[start DOCUMENT EXCERPT]

How about you? Did you do any of the above? Or catch Encore Vocal Arts? Spend time with $3 Bill comedy? Hang out with "The Ladies Man" at the IRT?

How did you spend your weekend?
  • Pirates of Penzance by Indianapolis Opera (Friday) was delightful. The Ladies' Man at IRT (Sunday) was a fast-paced howler of farce. Carmina Burana by Encore Vocal arts (Saturday), though was unforgettable. Chris Ludwa is a gifted conductor with a talent for inspired programming. Here, he married a fine chamber choir with four percussionists, tympani and duo pianists for a vigorous reading of Karl Orff's popular masterwork.

    What transformed this Carmina Burana was the added element of gymnasts using the floor, a trapeze/ring apparatus and two pairs of streamers suspended from somewhere hidden in the stage rigging. Their aerial dancing added visually, physically to the sung story. For me--and, evidently, for the large, enthusiastic audience in Shortridge's Caleb Mills Auditorium--it all added up to more than the sum of the parts.

    Next up for Encore Vocal Arts: May 2 and 3, a program of the singers' favorites--likely to be ours, as well.
    (Formerly a choir dad--now just a fan)
  • I heard Megan McKinney interviewing someone from the Encore Vocal Arts show about the music and the aerial gymnasts on her radio show on the Fine Arts Society channel (88.7 FM/HD) this past weekend. I was sorry I couldn't go to the show. I'm glad it was good. Thanks, Dan, for writing about it!

[end DOCUMENT EXCERPT]
[start SOURCE EXCERPT]

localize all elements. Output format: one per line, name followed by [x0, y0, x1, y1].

[end SOURCE EXCERPT]

→ WRITTEN PROBLEM 1: In the weekend arts comments, where was the Carmina Burana performance held?
→ WRITTEN PROBLEM 2: In the weekend arts comments, please rewrite the part that opens with the words containing "What transformed this" and closes with "just a fan)", changing "streamers" to "ribbons".
The material is not needed here.

→ FULL OUTPUT 1: Shortridge's Caleb Mills Auditorium.

→ FULL OUTPUT 2:
What transformed this Carmina Burana was the added element of gymnasts using the floor, a trapeze/ring apparatus and two pairs of ribbons suspended from somewhere hidden in the stage rigging. Their aerial dancing added visually, physically to the sung story. For me--and, evidently, for the large, enthusiastic audience in Shortridge's Caleb Mills Auditorium--it all added up to more than the sum of the parts.

    Next up for Encore Vocal Arts: May 2 and 3, a program of the singers' favorites--likely to be ours, as well.
    (Formerly a choir dad--now just a fan)